(Dataset records on visual material)
·····

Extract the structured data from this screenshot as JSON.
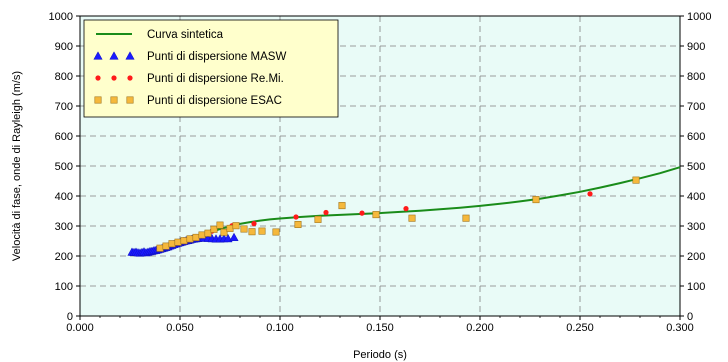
{
  "chart_data": {
    "type": "scatter",
    "xlabel": "Periodo (s)",
    "ylabel": "Velocità di fase, onde di Rayleigh (m/s)",
    "xlim": [
      0,
      0.3
    ],
    "ylim": [
      0,
      1000
    ],
    "x_ticks": [
      "0.000",
      "0.050",
      "0.100",
      "0.150",
      "0.200",
      "0.250",
      "0.300"
    ],
    "y_ticks": [
      "0",
      "100",
      "200",
      "300",
      "400",
      "500",
      "600",
      "700",
      "800",
      "900",
      "1000"
    ],
    "grid": true,
    "secondary_y_axis": true,
    "legend_position": "top-left",
    "background_color": "#e9fbf7",
    "series": [
      {
        "name": "Curva sintetica",
        "kind": "line",
        "color": "#1a8c1a",
        "x": [
          0.025,
          0.03,
          0.035,
          0.04,
          0.045,
          0.05,
          0.055,
          0.06,
          0.065,
          0.07,
          0.075,
          0.08,
          0.085,
          0.09,
          0.095,
          0.1,
          0.11,
          0.12,
          0.13,
          0.14,
          0.15,
          0.16,
          0.17,
          0.18,
          0.19,
          0.2,
          0.21,
          0.22,
          0.23,
          0.24,
          0.25,
          0.26,
          0.27,
          0.28,
          0.29,
          0.3
        ],
        "y": [
          207,
          213,
          220,
          228,
          237,
          246,
          257,
          268,
          279,
          290,
          299,
          307,
          313,
          318,
          322,
          325,
          330,
          334,
          337,
          340,
          343,
          347,
          351,
          356,
          361,
          367,
          374,
          382,
          391,
          402,
          414,
          428,
          443,
          459,
          476,
          496
        ]
      },
      {
        "name": "Punti di dispersione MASW",
        "kind": "marker",
        "marker": "triangle",
        "color": "#1a1aff",
        "x": [
          0.026,
          0.027,
          0.028,
          0.029,
          0.03,
          0.031,
          0.032,
          0.033,
          0.034,
          0.035,
          0.036,
          0.037,
          0.038,
          0.039,
          0.04,
          0.041,
          0.042,
          0.043,
          0.044,
          0.045,
          0.046,
          0.047,
          0.048,
          0.049,
          0.05,
          0.051,
          0.052,
          0.053,
          0.054,
          0.055,
          0.056,
          0.057,
          0.058,
          0.059,
          0.06,
          0.062,
          0.064,
          0.066,
          0.068,
          0.07,
          0.072,
          0.074,
          0.077
        ],
        "y": [
          213,
          212,
          213,
          211,
          210,
          212,
          214,
          211,
          213,
          215,
          216,
          218,
          219,
          221,
          223,
          225,
          227,
          229,
          231,
          234,
          236,
          239,
          241,
          243,
          245,
          247,
          249,
          251,
          252,
          254,
          256,
          257,
          258,
          259,
          260,
          260,
          259,
          258,
          257,
          257,
          258,
          258,
          262
        ]
      },
      {
        "name": "Punti di dispersione Re.Mi.",
        "kind": "marker",
        "marker": "circle",
        "color": "#ff1a1a",
        "x": [
          0.058,
          0.066,
          0.076,
          0.087,
          0.108,
          0.123,
          0.141,
          0.163,
          0.255
        ],
        "y": [
          265,
          283,
          301,
          308,
          330,
          345,
          343,
          358,
          407
        ]
      },
      {
        "name": "Punti di dispersione ESAC",
        "kind": "marker",
        "marker": "square",
        "color": "#f5b83c",
        "x": [
          0.04,
          0.043,
          0.046,
          0.049,
          0.052,
          0.055,
          0.058,
          0.061,
          0.064,
          0.067,
          0.07,
          0.072,
          0.075,
          0.078,
          0.082,
          0.086,
          0.091,
          0.098,
          0.109,
          0.119,
          0.131,
          0.148,
          0.166,
          0.193,
          0.228,
          0.278
        ],
        "y": [
          226,
          233,
          241,
          246,
          251,
          257,
          262,
          270,
          276,
          289,
          303,
          279,
          292,
          301,
          290,
          281,
          283,
          280,
          305,
          322,
          368,
          338,
          326,
          326,
          388,
          453
        ]
      }
    ]
  }
}
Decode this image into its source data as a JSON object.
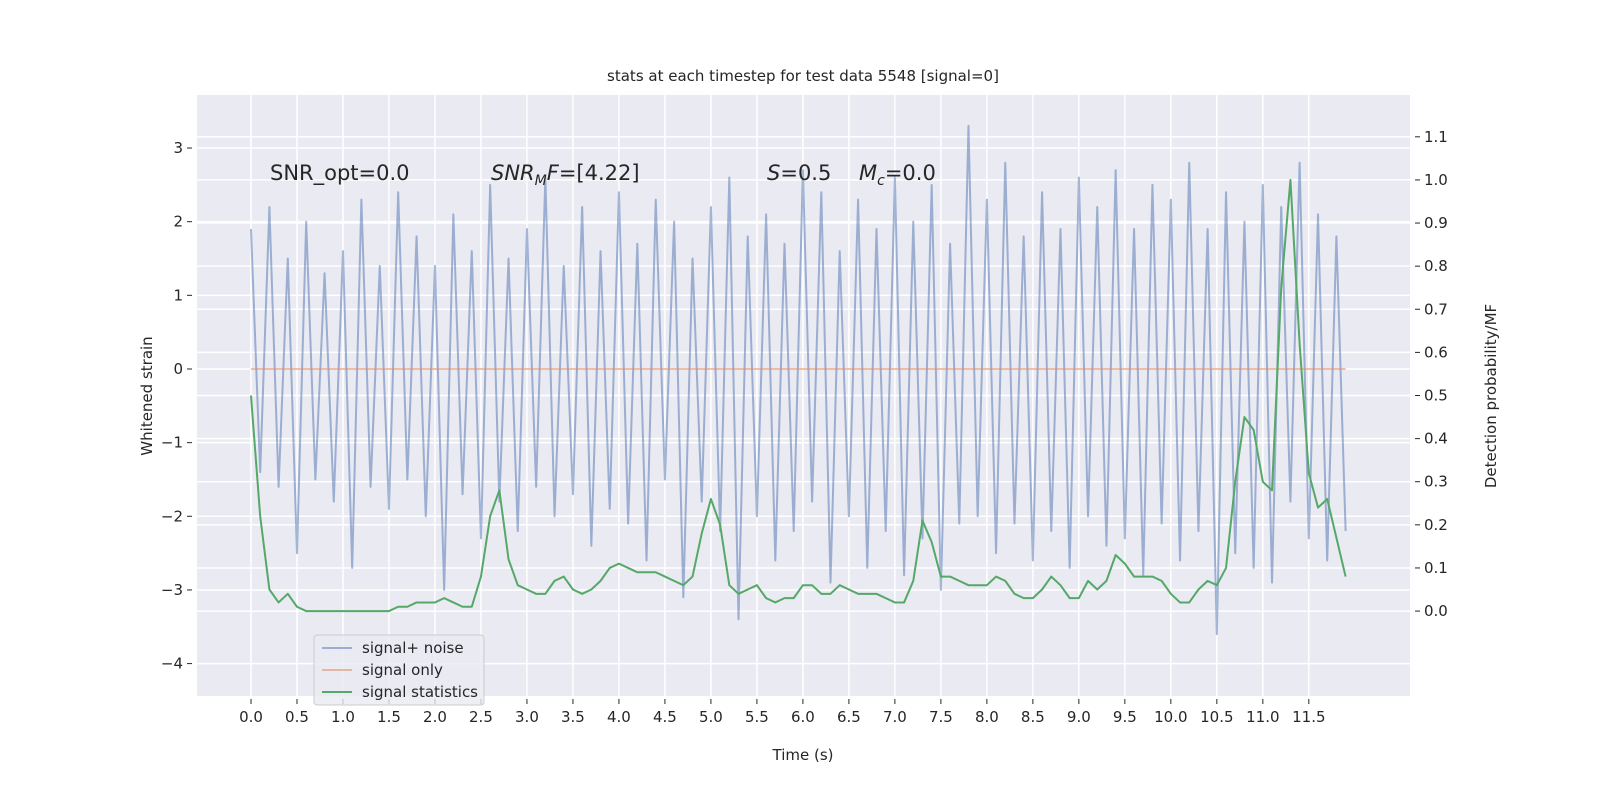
{
  "chart_data": {
    "type": "line",
    "title": "stats at each timestep for test data 5548 [signal=0]",
    "xlabel": "Time (s)",
    "ylabel": "Whitened strain",
    "y2label": "Detection probability/MF",
    "grid": true,
    "legend": "lower left",
    "x": [
      0.0,
      0.1,
      0.2,
      0.3,
      0.4,
      0.5,
      0.6,
      0.7,
      0.8,
      0.9,
      1.0,
      1.1,
      1.2,
      1.3,
      1.4,
      1.5,
      1.6,
      1.7,
      1.8,
      1.9,
      2.0,
      2.1,
      2.2,
      2.3,
      2.4,
      2.5,
      2.6,
      2.7,
      2.8,
      2.9,
      3.0,
      3.1,
      3.2,
      3.3,
      3.4,
      3.5,
      3.6,
      3.7,
      3.8,
      3.9,
      4.0,
      4.1,
      4.2,
      4.3,
      4.4,
      4.5,
      4.6,
      4.7,
      4.8,
      4.9,
      5.0,
      5.1,
      5.2,
      5.3,
      5.4,
      5.5,
      5.6,
      5.7,
      5.8,
      5.9,
      6.0,
      6.1,
      6.2,
      6.3,
      6.4,
      6.5,
      6.6,
      6.7,
      6.8,
      6.9,
      7.0,
      7.1,
      7.2,
      7.3,
      7.4,
      7.5,
      7.6,
      7.7,
      7.8,
      7.9,
      8.0,
      8.1,
      8.2,
      8.3,
      8.4,
      8.5,
      8.6,
      8.7,
      8.8,
      8.9,
      9.0,
      9.1,
      9.2,
      9.3,
      9.4,
      9.5,
      9.6,
      9.7,
      9.8,
      9.9,
      10.0,
      10.1,
      10.2,
      10.3,
      10.4,
      10.5,
      10.6,
      10.7,
      10.8,
      10.9,
      11.0,
      11.1,
      11.2,
      11.3,
      11.4,
      11.5,
      11.6,
      11.7,
      11.8,
      11.9
    ],
    "series": [
      {
        "name": "signal+ noise",
        "color": "#4c72b0",
        "opacity": 0.5,
        "values": [
          1.9,
          -1.4,
          2.2,
          -1.6,
          1.5,
          -2.5,
          2.0,
          -1.5,
          1.3,
          -1.8,
          1.6,
          -2.7,
          2.3,
          -1.6,
          1.4,
          -1.9,
          2.4,
          -1.5,
          1.8,
          -2.0,
          1.4,
          -3.0,
          2.1,
          -1.7,
          1.6,
          -2.3,
          2.5,
          -1.8,
          1.5,
          -2.2,
          1.9,
          -1.6,
          2.6,
          -2.0,
          1.4,
          -1.7,
          2.2,
          -2.4,
          1.6,
          -1.9,
          2.4,
          -2.1,
          1.7,
          -2.6,
          2.3,
          -1.5,
          2.0,
          -3.1,
          1.5,
          -1.8,
          2.2,
          -2.2,
          2.6,
          -3.4,
          1.8,
          -2.0,
          2.1,
          -2.6,
          1.7,
          -2.2,
          2.7,
          -1.8,
          2.4,
          -2.9,
          1.6,
          -2.0,
          2.3,
          -2.7,
          1.9,
          -2.2,
          2.6,
          -2.8,
          2.0,
          -2.3,
          2.5,
          -3.0,
          1.7,
          -2.1,
          3.3,
          -2.0,
          2.3,
          -2.5,
          2.8,
          -2.1,
          1.8,
          -2.6,
          2.4,
          -2.2,
          1.9,
          -2.7,
          2.6,
          -2.0,
          2.2,
          -2.4,
          2.7,
          -2.3,
          1.9,
          -2.8,
          2.5,
          -2.1,
          2.3,
          -2.6,
          2.8,
          -2.2,
          1.9,
          -3.6,
          2.4,
          -2.5,
          2.0,
          -2.7,
          2.5,
          -2.9,
          2.2,
          -1.8,
          2.8,
          -2.3,
          2.1,
          -2.6,
          1.8,
          -2.2
        ]
      },
      {
        "name": "signal only",
        "color": "#dd8452",
        "opacity": 0.5,
        "values": [
          0,
          0,
          0,
          0,
          0,
          0,
          0,
          0,
          0,
          0,
          0,
          0,
          0,
          0,
          0,
          0,
          0,
          0,
          0,
          0,
          0,
          0,
          0,
          0,
          0,
          0,
          0,
          0,
          0,
          0,
          0,
          0,
          0,
          0,
          0,
          0,
          0,
          0,
          0,
          0,
          0,
          0,
          0,
          0,
          0,
          0,
          0,
          0,
          0,
          0,
          0,
          0,
          0,
          0,
          0,
          0,
          0,
          0,
          0,
          0,
          0,
          0,
          0,
          0,
          0,
          0,
          0,
          0,
          0,
          0,
          0,
          0,
          0,
          0,
          0,
          0,
          0,
          0,
          0,
          0,
          0,
          0,
          0,
          0,
          0,
          0,
          0,
          0,
          0,
          0,
          0,
          0,
          0,
          0,
          0,
          0,
          0,
          0,
          0,
          0,
          0,
          0,
          0,
          0,
          0,
          0,
          0,
          0,
          0,
          0,
          0,
          0,
          0,
          0,
          0,
          0,
          0,
          0,
          0,
          0
        ]
      },
      {
        "name": "signal statistics",
        "color": "#55a868",
        "opacity": 1,
        "axis": "y2",
        "values": [
          0.5,
          0.22,
          0.05,
          0.02,
          0.04,
          0.01,
          0.0,
          0.0,
          0.0,
          0.0,
          0.0,
          0.0,
          0.0,
          0.0,
          0.0,
          0.0,
          0.01,
          0.01,
          0.02,
          0.02,
          0.02,
          0.03,
          0.02,
          0.01,
          0.01,
          0.08,
          0.22,
          0.28,
          0.12,
          0.06,
          0.05,
          0.04,
          0.04,
          0.07,
          0.08,
          0.05,
          0.04,
          0.05,
          0.07,
          0.1,
          0.11,
          0.1,
          0.09,
          0.09,
          0.09,
          0.08,
          0.07,
          0.06,
          0.08,
          0.18,
          0.26,
          0.2,
          0.06,
          0.04,
          0.05,
          0.06,
          0.03,
          0.02,
          0.03,
          0.03,
          0.06,
          0.06,
          0.04,
          0.04,
          0.06,
          0.05,
          0.04,
          0.04,
          0.04,
          0.03,
          0.02,
          0.02,
          0.07,
          0.21,
          0.16,
          0.08,
          0.08,
          0.07,
          0.06,
          0.06,
          0.06,
          0.08,
          0.07,
          0.04,
          0.03,
          0.03,
          0.05,
          0.08,
          0.06,
          0.03,
          0.03,
          0.07,
          0.05,
          0.07,
          0.13,
          0.11,
          0.08,
          0.08,
          0.08,
          0.07,
          0.04,
          0.02,
          0.02,
          0.05,
          0.07,
          0.06,
          0.1,
          0.3,
          0.45,
          0.42,
          0.3,
          0.28,
          0.75,
          1.0,
          0.62,
          0.32,
          0.24,
          0.26,
          0.17,
          0.08
        ]
      }
    ],
    "xlim": [
      -0.587,
      12.6
    ],
    "xticks": [
      {
        "value": 0,
        "label": "0.0"
      },
      {
        "value": 0.5,
        "label": "0.5"
      },
      {
        "value": 1,
        "label": "1.0"
      },
      {
        "value": 1.5,
        "label": "1.5"
      },
      {
        "value": 2,
        "label": "2.0"
      },
      {
        "value": 2.5,
        "label": "2.5"
      },
      {
        "value": 3,
        "label": "3.0"
      },
      {
        "value": 3.5,
        "label": "3.5"
      },
      {
        "value": 4,
        "label": "4.0"
      },
      {
        "value": 4.5,
        "label": "4.5"
      },
      {
        "value": 5,
        "label": "5.0"
      },
      {
        "value": 5.5,
        "label": "5.5"
      },
      {
        "value": 6,
        "label": "6.0"
      },
      {
        "value": 6.5,
        "label": "6.5"
      },
      {
        "value": 7,
        "label": "7.0"
      },
      {
        "value": 7.5,
        "label": "7.5"
      },
      {
        "value": 8,
        "label": "8.0"
      },
      {
        "value": 8.5,
        "label": "8.5"
      },
      {
        "value": 9,
        "label": "9.0"
      },
      {
        "value": 9.5,
        "label": "9.5"
      },
      {
        "value": 10,
        "label": "10.0"
      },
      {
        "value": 10.5,
        "label": "10.5"
      },
      {
        "value": 11,
        "label": "11.0"
      },
      {
        "value": 11.5,
        "label": "11.5"
      }
    ],
    "ylim": [
      -4.44,
      3.72
    ],
    "yticks": [
      {
        "value": -4,
        "label": "−4"
      },
      {
        "value": -3,
        "label": "−3"
      },
      {
        "value": -2,
        "label": "−2"
      },
      {
        "value": -1,
        "label": "−1"
      },
      0,
      1,
      2,
      3
    ],
    "y2lim": [
      -0.197,
      1.197
    ],
    "y2ticks": [
      {
        "value": 0,
        "label": "0.0"
      },
      {
        "value": 0.1,
        "label": "0.1"
      },
      {
        "value": 0.2,
        "label": "0.2"
      },
      {
        "value": 0.3,
        "label": "0.3"
      },
      {
        "value": 0.4,
        "label": "0.4"
      },
      {
        "value": 0.5,
        "label": "0.5"
      },
      {
        "value": 0.6,
        "label": "0.6"
      },
      {
        "value": 0.7,
        "label": "0.7"
      },
      {
        "value": 0.8,
        "label": "0.8"
      },
      {
        "value": 0.9,
        "label": "0.9"
      },
      {
        "value": 1,
        "label": "1.0"
      },
      {
        "value": 1.1,
        "label": "1.1"
      }
    ],
    "annotations": [
      {
        "parts": [
          {
            "text": "SNR_opt=0.0"
          }
        ]
      },
      {
        "parts": [
          {
            "text": "SNR",
            "italic": true
          },
          {
            "text": "M",
            "italic": true,
            "sub": true
          },
          {
            "text": "F",
            "italic": true
          },
          {
            "text": "=[4.22]"
          }
        ]
      },
      {
        "parts": [
          {
            "text": "S",
            "italic": true
          },
          {
            "text": "=0.5"
          }
        ]
      },
      {
        "parts": [
          {
            "text": "M",
            "italic": true
          },
          {
            "text": "c",
            "italic": true,
            "sub": true
          },
          {
            "text": "=0.0"
          }
        ]
      }
    ]
  }
}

·····

■ SET EXERCISE: Copy out every line that includes the word "ylabel".

■ OUTPUT FOR THIS TASK:
    "ylabel": "Velocità di fase, onde di Rayleigh (m/s)",
    "ylabel": "Whitened strain",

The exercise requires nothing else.